Aim =
Pull out every line of the listing below where "entries" appears.

## Begin

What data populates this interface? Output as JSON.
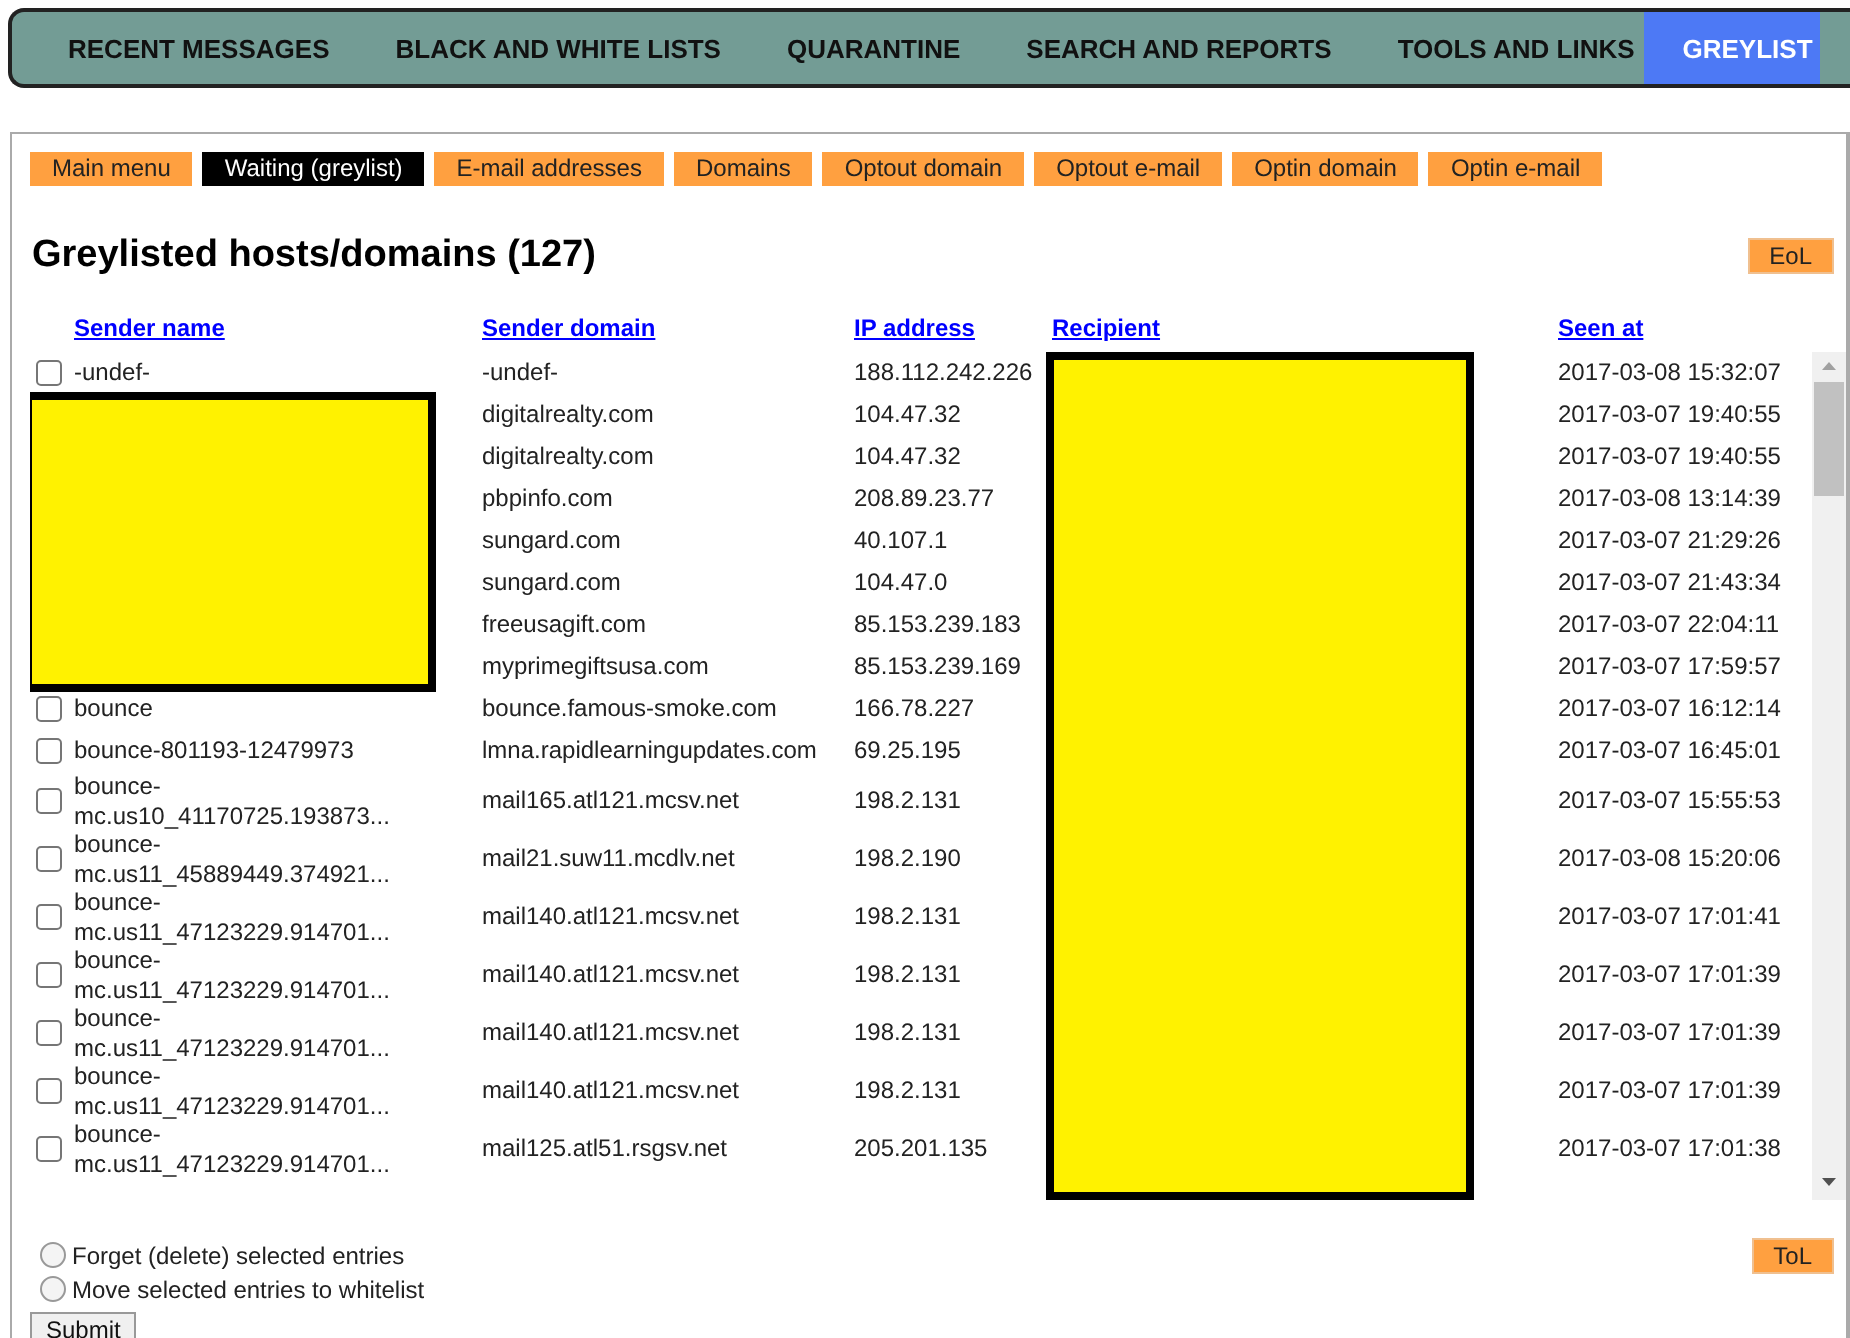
{
  "nav": {
    "items": [
      {
        "label": "RECENT MESSAGES",
        "selected": false
      },
      {
        "label": "BLACK AND WHITE LISTS",
        "selected": false
      },
      {
        "label": "QUARANTINE",
        "selected": false
      },
      {
        "label": "SEARCH AND REPORTS",
        "selected": false
      },
      {
        "label": "TOOLS AND LINKS",
        "selected": false
      },
      {
        "label": "GREYLIST",
        "selected": true
      }
    ]
  },
  "submenu": [
    {
      "label": "Main menu",
      "selected": false
    },
    {
      "label": "Waiting (greylist)",
      "selected": true
    },
    {
      "label": "E-mail addresses",
      "selected": false
    },
    {
      "label": "Domains",
      "selected": false
    },
    {
      "label": "Optout domain",
      "selected": false
    },
    {
      "label": "Optout e-mail",
      "selected": false
    },
    {
      "label": "Optin domain",
      "selected": false
    },
    {
      "label": "Optin e-mail",
      "selected": false
    }
  ],
  "heading": "Greylisted hosts/domains (127)",
  "eol_button": "EoL",
  "table": {
    "columns": [
      "Sender name",
      "Sender domain",
      "IP address",
      "Recipient",
      "Seen at"
    ],
    "rows": [
      {
        "sender_name": "-undef-",
        "checked": false,
        "sender_domain": "-undef-",
        "ip": "188.112.242.226",
        "seen_at": "2017-03-08 15:32:07"
      },
      {
        "sender_domain": "digitalrealty.com",
        "ip": "104.47.32",
        "seen_at": "2017-03-07 19:40:55"
      },
      {
        "sender_domain": "digitalrealty.com",
        "ip": "104.47.32",
        "seen_at": "2017-03-07 19:40:55"
      },
      {
        "sender_domain": "pbpinfo.com",
        "ip": "208.89.23.77",
        "seen_at": "2017-03-08 13:14:39"
      },
      {
        "sender_domain": "sungard.com",
        "ip": "40.107.1",
        "seen_at": "2017-03-07 21:29:26"
      },
      {
        "sender_domain": "sungard.com",
        "ip": "104.47.0",
        "seen_at": "2017-03-07 21:43:34"
      },
      {
        "sender_domain": "freeusagift.com",
        "ip": "85.153.239.183",
        "seen_at": "2017-03-07 22:04:11"
      },
      {
        "sender_domain": "myprimegiftsusa.com",
        "ip": "85.153.239.169",
        "seen_at": "2017-03-07 17:59:57"
      },
      {
        "sender_name": "bounce",
        "checked": false,
        "sender_domain": "bounce.famous-smoke.com",
        "ip": "166.78.227",
        "seen_at": "2017-03-07 16:12:14"
      },
      {
        "sender_name": "bounce-801193-12479973",
        "checked": false,
        "sender_domain": "lmna.rapidlearningupdates.com",
        "ip": "69.25.195",
        "seen_at": "2017-03-07 16:45:01"
      },
      {
        "sender_name": "bounce-mc.us10_41170725.193873...",
        "checked": false,
        "sender_domain": "mail165.atl121.mcsv.net",
        "ip": "198.2.131",
        "seen_at": "2017-03-07 15:55:53"
      },
      {
        "sender_name": "bounce-mc.us11_45889449.374921...",
        "checked": false,
        "sender_domain": "mail21.suw11.mcdlv.net",
        "ip": "198.2.190",
        "seen_at": "2017-03-08 15:20:06"
      },
      {
        "sender_name": "bounce-mc.us11_47123229.914701...",
        "checked": false,
        "sender_domain": "mail140.atl121.mcsv.net",
        "ip": "198.2.131",
        "seen_at": "2017-03-07 17:01:41"
      },
      {
        "sender_name": "bounce-mc.us11_47123229.914701...",
        "checked": false,
        "sender_domain": "mail140.atl121.mcsv.net",
        "ip": "198.2.131",
        "seen_at": "2017-03-07 17:01:39"
      },
      {
        "sender_name": "bounce-mc.us11_47123229.914701...",
        "checked": false,
        "sender_domain": "mail140.atl121.mcsv.net",
        "ip": "198.2.131",
        "seen_at": "2017-03-07 17:01:39"
      },
      {
        "sender_name": "bounce-mc.us11_47123229.914701...",
        "checked": false,
        "sender_domain": "mail140.atl121.mcsv.net",
        "ip": "198.2.131",
        "seen_at": "2017-03-07 17:01:39"
      },
      {
        "sender_name": "bounce-mc.us11_47123229.914701...",
        "checked": false,
        "sender_domain": "mail125.atl51.rsgsv.net",
        "ip": "205.201.135",
        "seen_at": "2017-03-07 17:01:38"
      }
    ]
  },
  "actions": [
    {
      "label": "Forget (delete) selected entries",
      "selected": false
    },
    {
      "label": "Move selected entries to whitelist",
      "selected": false
    }
  ],
  "tol_button": "ToL",
  "submit_button": "Submit"
}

## End

Response to this task =
      "label": "Forget (delete) selected entries",
      "label": "Move selected entries to whitelist",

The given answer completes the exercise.